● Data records
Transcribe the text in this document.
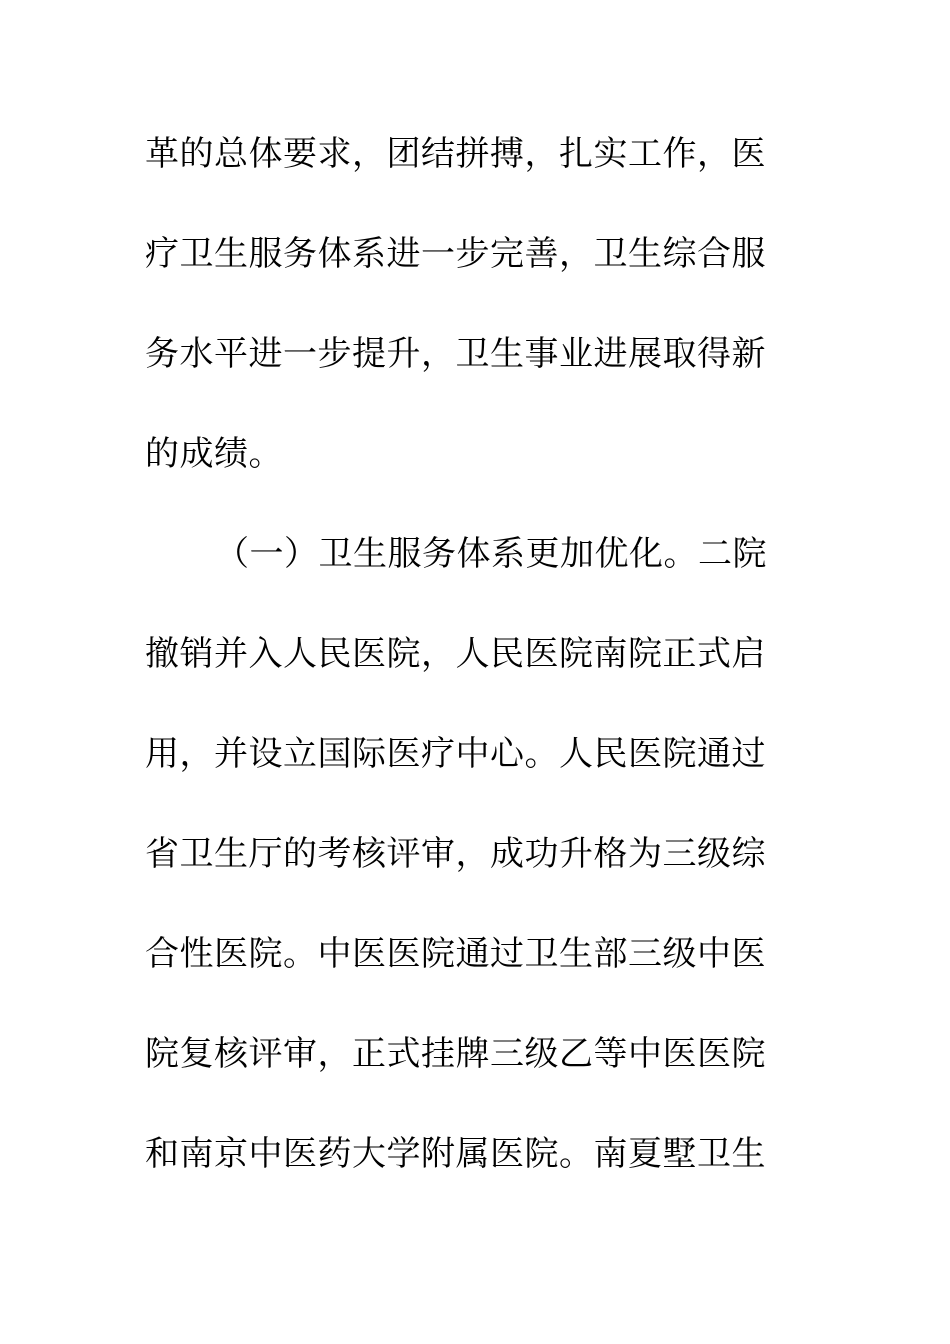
革的总体要求，团结拼搏，扎实工作，医
疗卫生服务体系进一步完善，卫生综合服
务水平进一步提升，卫生事业进展取得新
的成绩。
（一）卫生服务体系更加优化。二院
撤销并入人民医院，人民医院南院正式启
用，并设立国际医疗中心。人民医院通过
省卫生厅的考核评审，成功升格为三级综
合性医院。中医医院通过卫生部三级中医
院复核评审，正式挂牌三级乙等中医医院
和南京中医药大学附属医院。南夏墅卫生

● SET PROBLEM
All records should be output exactly, with the pictures left out.

● WRITTEN REPLY
Transcribe the text in this document.
革的总体要求，团结拼搏，扎实工作，医
疗卫生服务体系进一步完善，卫生综合服
务水平进一步提升，卫生事业进展取得新
的成绩。
（一）卫生服务体系更加优化。二院
撤销并入人民医院，人民医院南院正式启
用，并设立国际医疗中心。人民医院通过
省卫生厅的考核评审，成功升格为三级综
合性医院。中医医院通过卫生部三级中医
院复核评审，正式挂牌三级乙等中医医院
和南京中医药大学附属医院。南夏墅卫生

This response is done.